Repeat every line exactly, keeping the pictures out of the copy.

** Start Entries supplied **

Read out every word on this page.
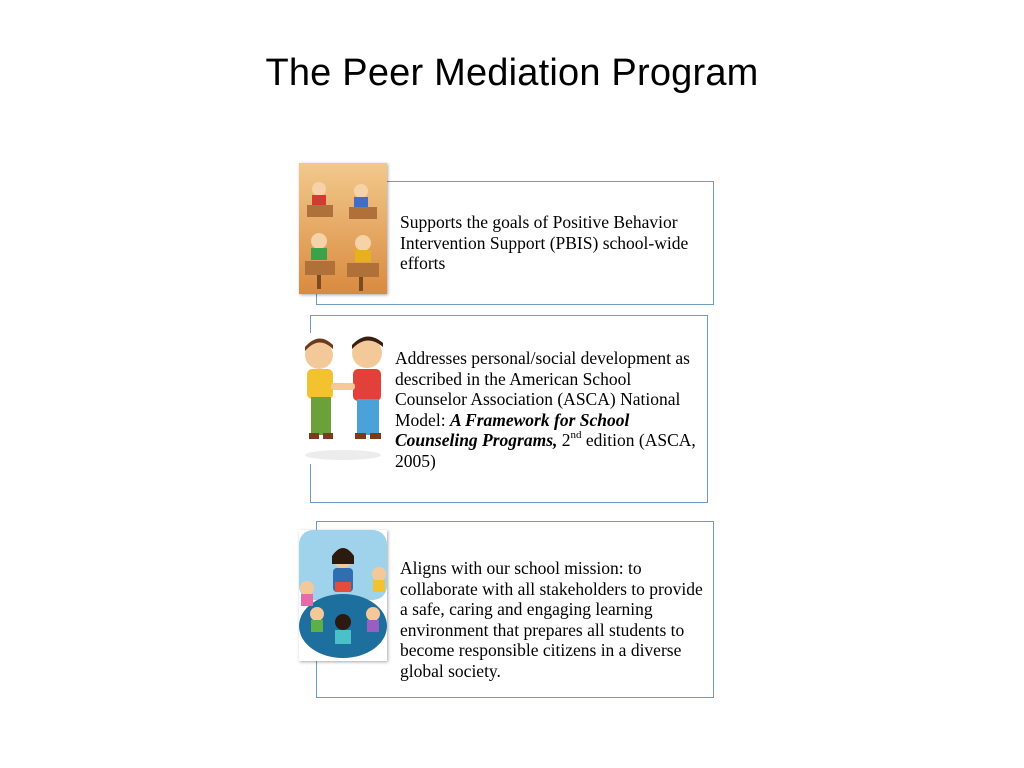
The Peer Mediation Program
Supports the goals of Positive Behavior Intervention Support (PBIS) school-wide efforts
Addresses personal/social development as described in the American School Counselor Association (ASCA) National Model: A Framework for School Counseling Programs, 2nd edition (ASCA, 2005)
Aligns with our school mission: to collaborate with all stakeholders to provide a safe, caring and engaging learning environment that prepares all students to become responsible citizens in a diverse global society.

** End Entries supplied **

--- Completed exercise ---
Read out every word on this page.
The Peer Mediation Program
Supports the goals of Positive Behavior Intervention Support (PBIS) school-wide efforts
Addresses personal/social development as described in the American School Counselor Association (ASCA) National Model: A Framework for School Counseling Programs, 2nd edition (ASCA, 2005)
Aligns with our school mission: to collaborate with all stakeholders to provide a safe, caring and engaging learning environment that prepares all students to become responsible citizens in a diverse global society.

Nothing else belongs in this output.